▶ [Do this] Rewrite the listing below as a numbered list with one entry per line, skipping any blank lines. Leave the pictures out of your answer.

▶ [Extracted data]
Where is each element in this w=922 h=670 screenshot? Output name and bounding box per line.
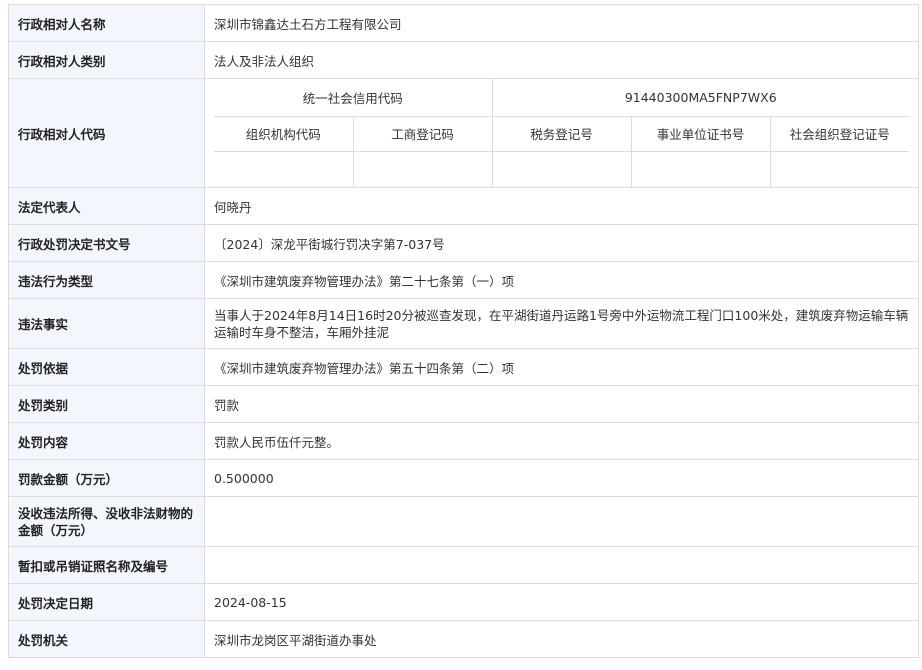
label-basis: 处罚依据	[8, 348, 205, 386]
business-reg-header: 工商登记码	[352, 115, 493, 152]
row-category: 处罚类别 罚款	[8, 385, 919, 423]
row-license: 暂扣或吊销证照名称及编号	[8, 546, 919, 584]
value-decision-no: 〔2024〕深龙平街城行罚决字第7-037号	[204, 224, 919, 262]
tax-reg-header: 税务登记号	[491, 115, 632, 152]
value-violation-facts: 当事人于2024年8月14日16时20分被巡查发现，在平湖街道丹运路1号旁中外运…	[204, 298, 919, 349]
label-category: 处罚类别	[8, 385, 205, 423]
row-party-code: 行政相对人代码 统一社会信用代码 91440300MA5FNP7WX6 组织机构…	[8, 78, 919, 188]
social-org-reg-value	[769, 150, 909, 187]
value-authority: 深圳市龙岗区平湖街道办事处	[204, 620, 919, 658]
value-party-type: 法人及非法人组织	[204, 41, 919, 79]
value-confiscation	[204, 496, 919, 547]
row-content: 处罚内容 罚款人民币伍仟元整。	[8, 422, 919, 460]
value-party-name: 深圳市锦鑫达土石方工程有限公司	[204, 4, 919, 42]
label-authority: 处罚机关	[8, 620, 205, 658]
org-code-value	[214, 150, 354, 187]
value-content: 罚款人民币伍仟元整。	[204, 422, 919, 460]
row-violation-type: 违法行为类型 《深圳市建筑废弃物管理办法》第二十七条第（一）项	[8, 261, 919, 299]
label-content: 处罚内容	[8, 422, 205, 460]
row-legal-rep: 法定代表人 何晓丹	[8, 187, 919, 225]
label-fine-amount: 罚款金额（万元）	[8, 459, 205, 497]
row-party-type: 行政相对人类别 法人及非法人组织	[8, 41, 919, 79]
row-decision-no: 行政处罚决定书文号 〔2024〕深龙平街城行罚决字第7-037号	[8, 224, 919, 262]
label-license: 暂扣或吊销证照名称及编号	[8, 546, 205, 584]
value-fine-amount: 0.500000	[204, 459, 919, 497]
label-decision-date: 处罚决定日期	[8, 583, 205, 621]
value-violation-type: 《深圳市建筑废弃物管理办法》第二十七条第（一）项	[204, 261, 919, 299]
tax-reg-value	[491, 150, 632, 187]
label-party-code: 行政相对人代码	[8, 78, 205, 188]
value-license	[204, 546, 919, 584]
row-authority: 处罚机关 深圳市龙岗区平湖街道办事处	[8, 620, 919, 658]
value-category: 罚款	[204, 385, 919, 423]
label-legal-rep: 法定代表人	[8, 187, 205, 225]
row-violation-facts: 违法事实 当事人于2024年8月14日16时20分被巡查发现，在平湖街道丹运路1…	[8, 298, 919, 349]
penalty-info-table: 行政相对人名称 深圳市锦鑫达土石方工程有限公司 行政相对人类别 法人及非法人组织…	[8, 4, 919, 658]
institution-cert-header: 事业单位证书号	[630, 115, 771, 152]
credit-code-label: 统一社会信用代码	[214, 79, 493, 117]
row-fine-amount: 罚款金额（万元） 0.500000	[8, 459, 919, 497]
label-violation-type: 违法行为类型	[8, 261, 205, 299]
label-violation-facts: 违法事实	[8, 298, 205, 349]
row-confiscation: 没收违法所得、没收非法财物的金额（万元）	[8, 496, 919, 547]
party-code-subtable: 统一社会信用代码 91440300MA5FNP7WX6 组织机构代码 工商登记码…	[214, 79, 909, 187]
business-reg-value	[352, 150, 493, 187]
value-legal-rep: 何晓丹	[204, 187, 919, 225]
value-basis: 《深圳市建筑废弃物管理办法》第五十四条第（二）项	[204, 348, 919, 386]
org-code-header: 组织机构代码	[214, 115, 354, 152]
institution-cert-value	[630, 150, 771, 187]
label-party-type: 行政相对人类别	[8, 41, 205, 79]
party-code-cell: 统一社会信用代码 91440300MA5FNP7WX6 组织机构代码 工商登记码…	[204, 78, 919, 188]
label-confiscation: 没收违法所得、没收非法财物的金额（万元）	[8, 496, 205, 547]
row-decision-date: 处罚决定日期 2024-08-15	[8, 583, 919, 621]
label-decision-no: 行政处罚决定书文号	[8, 224, 205, 262]
row-basis: 处罚依据 《深圳市建筑废弃物管理办法》第五十四条第（二）项	[8, 348, 919, 386]
label-party-name: 行政相对人名称	[8, 4, 205, 42]
social-org-reg-header: 社会组织登记证号	[769, 115, 909, 152]
credit-code-value: 91440300MA5FNP7WX6	[491, 79, 909, 117]
row-party-name: 行政相对人名称 深圳市锦鑫达土石方工程有限公司	[8, 4, 919, 42]
value-decision-date: 2024-08-15	[204, 583, 919, 621]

▶ [Response to this exercise]
1. Where is each element in this w=922 h=670 screenshot? Output name and bounding box per line.
2. label-basis: 处罚依据	[8, 348, 205, 386]
3. business-reg-header: 工商登记码	[352, 115, 493, 152]
4. row-category: 处罚类别 罚款	[8, 385, 919, 423]
5. row-license: 暂扣或吊销证照名称及编号	[8, 546, 919, 584]
6. value-decision-no: 〔2024〕深龙平街城行罚决字第7-037号	[204, 224, 919, 262]
7. tax-reg-header: 税务登记号	[491, 115, 632, 152]
8. value-violation-facts: 当事人于2024年8月14日16时20分被巡查发现，在平湖街道丹运路1号旁中外运…	[204, 298, 919, 349]
9. label-category: 处罚类别	[8, 385, 205, 423]
10. row-party-code: 行政相对人代码 统一社会信用代码 91440300MA5FNP7WX6 组织机构…	[8, 78, 919, 188]
11. social-org-reg-value	[769, 150, 909, 187]
12. value-authority: 深圳市龙岗区平湖街道办事处	[204, 620, 919, 658]
13. value-party-type: 法人及非法人组织	[204, 41, 919, 79]
14. value-confiscation	[204, 496, 919, 547]
15. row-content: 处罚内容 罚款人民币伍仟元整。	[8, 422, 919, 460]
16. value-party-name: 深圳市锦鑫达土石方工程有限公司	[204, 4, 919, 42]
17. label-authority: 处罚机关	[8, 620, 205, 658]
18. org-code-value	[214, 150, 354, 187]
19. value-content: 罚款人民币伍仟元整。	[204, 422, 919, 460]
20. row-violation-type: 违法行为类型 《深圳市建筑废弃物管理办法》第二十七条第（一）项	[8, 261, 919, 299]
21. label-content: 处罚内容	[8, 422, 205, 460]
22. row-legal-rep: 法定代表人 何晓丹	[8, 187, 919, 225]
23. label-fine-amount: 罚款金额（万元）	[8, 459, 205, 497]
24. row-party-type: 行政相对人类别 法人及非法人组织	[8, 41, 919, 79]
25. row-decision-no: 行政处罚决定书文号 〔2024〕深龙平街城行罚决字第7-037号	[8, 224, 919, 262]
26. label-license: 暂扣或吊销证照名称及编号	[8, 546, 205, 584]
27. value-fine-amount: 0.500000	[204, 459, 919, 497]
28. label-decision-date: 处罚决定日期	[8, 583, 205, 621]
29. value-violation-type: 《深圳市建筑废弃物管理办法》第二十七条第（一）项	[204, 261, 919, 299]
30. tax-reg-value	[491, 150, 632, 187]
31. label-party-code: 行政相对人代码	[8, 78, 205, 188]
32. value-license	[204, 546, 919, 584]
33. row-authority: 处罚机关 深圳市龙岗区平湖街道办事处	[8, 620, 919, 658]
34. value-category: 罚款	[204, 385, 919, 423]
35. label-legal-rep: 法定代表人	[8, 187, 205, 225]
36. row-violation-facts: 违法事实 当事人于2024年8月14日16时20分被巡查发现，在平湖街道丹运路1…	[8, 298, 919, 349]
37. penalty-info-table: 行政相对人名称 深圳市锦鑫达土石方工程有限公司 行政相对人类别 法人及非法人组织…	[8, 4, 919, 658]
38. institution-cert-header: 事业单位证书号	[630, 115, 771, 152]
39. credit-code-label: 统一社会信用代码	[214, 79, 493, 117]
40. row-fine-amount: 罚款金额（万元） 0.500000	[8, 459, 919, 497]
41. label-violation-type: 违法行为类型	[8, 261, 205, 299]
42. label-violation-facts: 违法事实	[8, 298, 205, 349]
43. row-confiscation: 没收违法所得、没收非法财物的金额（万元）	[8, 496, 919, 547]
44. party-code-subtable: 统一社会信用代码 91440300MA5FNP7WX6 组织机构代码 工商登记码…	[214, 79, 909, 187]
45. business-reg-value	[352, 150, 493, 187]
46. value-legal-rep: 何晓丹	[204, 187, 919, 225]
47. value-basis: 《深圳市建筑废弃物管理办法》第五十四条第（二）项	[204, 348, 919, 386]
48. org-code-header: 组织机构代码	[214, 115, 354, 152]
49. institution-cert-value	[630, 150, 771, 187]
50. label-party-type: 行政相对人类别	[8, 41, 205, 79]
51. party-code-cell: 统一社会信用代码 91440300MA5FNP7WX6 组织机构代码 工商登记码…	[204, 78, 919, 188]
52. label-confiscation: 没收违法所得、没收非法财物的金额（万元）	[8, 496, 205, 547]
53. row-decision-date: 处罚决定日期 2024-08-15	[8, 583, 919, 621]
54. label-decision-no: 行政处罚决定书文号	[8, 224, 205, 262]
55. row-basis: 处罚依据 《深圳市建筑废弃物管理办法》第五十四条第（二）项	[8, 348, 919, 386]
56. label-party-name: 行政相对人名称	[8, 4, 205, 42]
57. social-org-reg-header: 社会组织登记证号	[769, 115, 909, 152]
58. credit-code-value: 91440300MA5FNP7WX6	[491, 79, 909, 117]
59. row-party-name: 行政相对人名称 深圳市锦鑫达土石方工程有限公司	[8, 4, 919, 42]
60. value-decision-date: 2024-08-15	[204, 583, 919, 621]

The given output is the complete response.